● Data in this exercise
>>>>

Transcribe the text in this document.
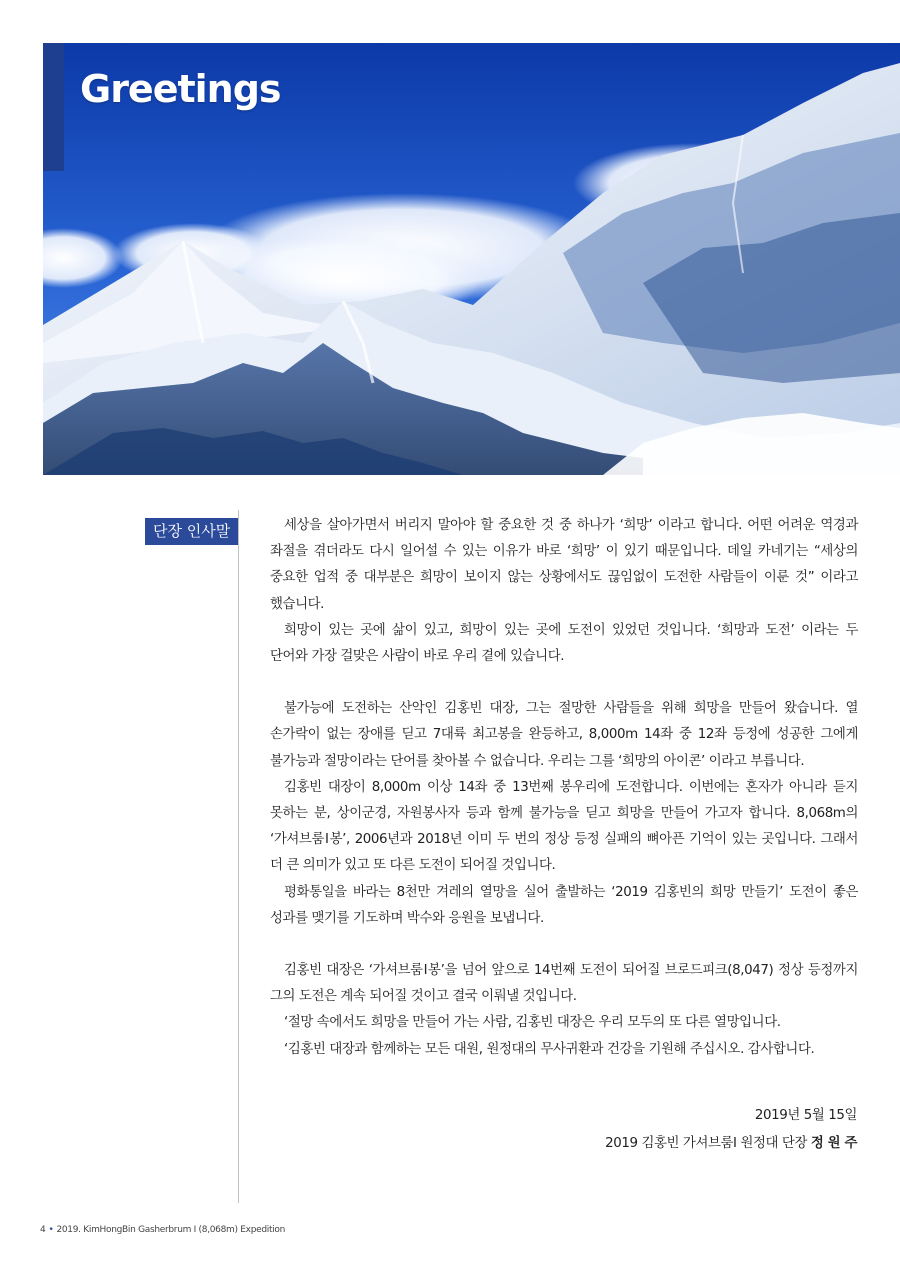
Greetings
단장 인사말	세상을 살아가면서 버리지 말아야 할 중요한 것 중 하나가 ‘희망’ 이라고 합니다. 어떤 어려운 역경과 좌절을 겪더라도 다시 일어설 수 있는 이유가 바로 ‘희망’ 이 있기 때문입니다. 데일 카네기는 “세상의 중요한 업적 중 대부분은 희망이 보이지 않는 상황에서도 끊임없이 도전한 사람들이 이룬 것” 이라고 했습니다.

희망이 있는 곳에 삶이 있고, 희망이 있는 곳에 도전이 있었던 것입니다. ‘희망과 도전’ 이라는 두 단어와 가장 걸맞은 사람이 바로 우리 곁에 있습니다.

불가능에 도전하는 산악인 김홍빈 대장, 그는 절망한 사람들을 위해 희망을 만들어 왔습니다. 열 손가락이 없는 장애를 딛고 7대륙 최고봉을 완등하고, 8,000m 14좌 중 12좌 등정에 성공한 그에게 불가능과 절망이라는 단어를 찾아볼 수 없습니다. 우리는 그를 ‘희망의 아이콘’ 이라고 부릅니다.

김홍빈 대장이 8,000m 이상 14좌 중 13번째 봉우리에 도전합니다. 이번에는 혼자가 아니라 듣지 못하는 분, 상이군경, 자원봉사자 등과 함께 불가능을 딛고 희망을 만들어 가고자 합니다. 8,068m의 ‘가셔브룸Ⅰ봉’, 2006년과 2018년 이미 두 번의 정상 등정 실패의 뼈아픈 기억이 있는 곳입니다. 그래서 더 큰 의미가 있고 또 다른 도전이 되어질 것입니다.

평화통일을 바라는 8천만 겨레의 열망을 실어 출발하는 ‘2019 김홍빈의 희망 만들기’ 도전이 좋은 성과를 맺기를 기도하며 박수와 응원을 보냅니다.

김홍빈 대장은 ‘가셔브룸Ⅰ봉’을 넘어 앞으로 14번째 도전이 되어질 브로드피크(8,047) 정상 등정까지 그의 도전은 계속 되어질 것이고 결국 이뤄낼 것입니다.

‘절망 속에서도 희망을 만들어 가는 사람, 김홍빈 대장은 우리 모두의 또 다른 열망입니다.

‘김홍빈 대장과 함께하는 모든 대원, 원정대의 무사귀환과 건강을 기원해 주십시오. 감사합니다.

2019년 5월 15일
2019 김홍빈 가셔브룸Ⅰ 원정대 단장 정 원 주
4 • 2019. KimHongBin Gasherbrum Ⅰ (8,068m) Expedition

<<<<

● Exercise directions
Using the records given above, list every line that includes the word "가셔브룸Ⅰ봉".

● Output of the task
김홍빈 대장이 8,000m 이상 14좌 중 13번째 봉우리에 도전합니다. 이번에는 혼자가 아니라 듣지 못하는 분, 상이군경, 자원봉사자 등과 함께 불가능을 딛고 희망을 만들어 가고자 합니다. 8,068m의 ‘가셔브룸Ⅰ봉’, 2006년과 2018년 이미 두 번의 정상 등정 실패의 뼈아픈 기억이 있는 곳입니다. 그래서 더 큰 의미가 있고 또 다른 도전이 되어질 것입니다.
김홍빈 대장은 ‘가셔브룸Ⅰ봉’을 넘어 앞으로 14번째 도전이 되어질 브로드피크(8,047) 정상 등정까지 그의 도전은 계속 되어질 것이고 결국 이뤄낼 것입니다.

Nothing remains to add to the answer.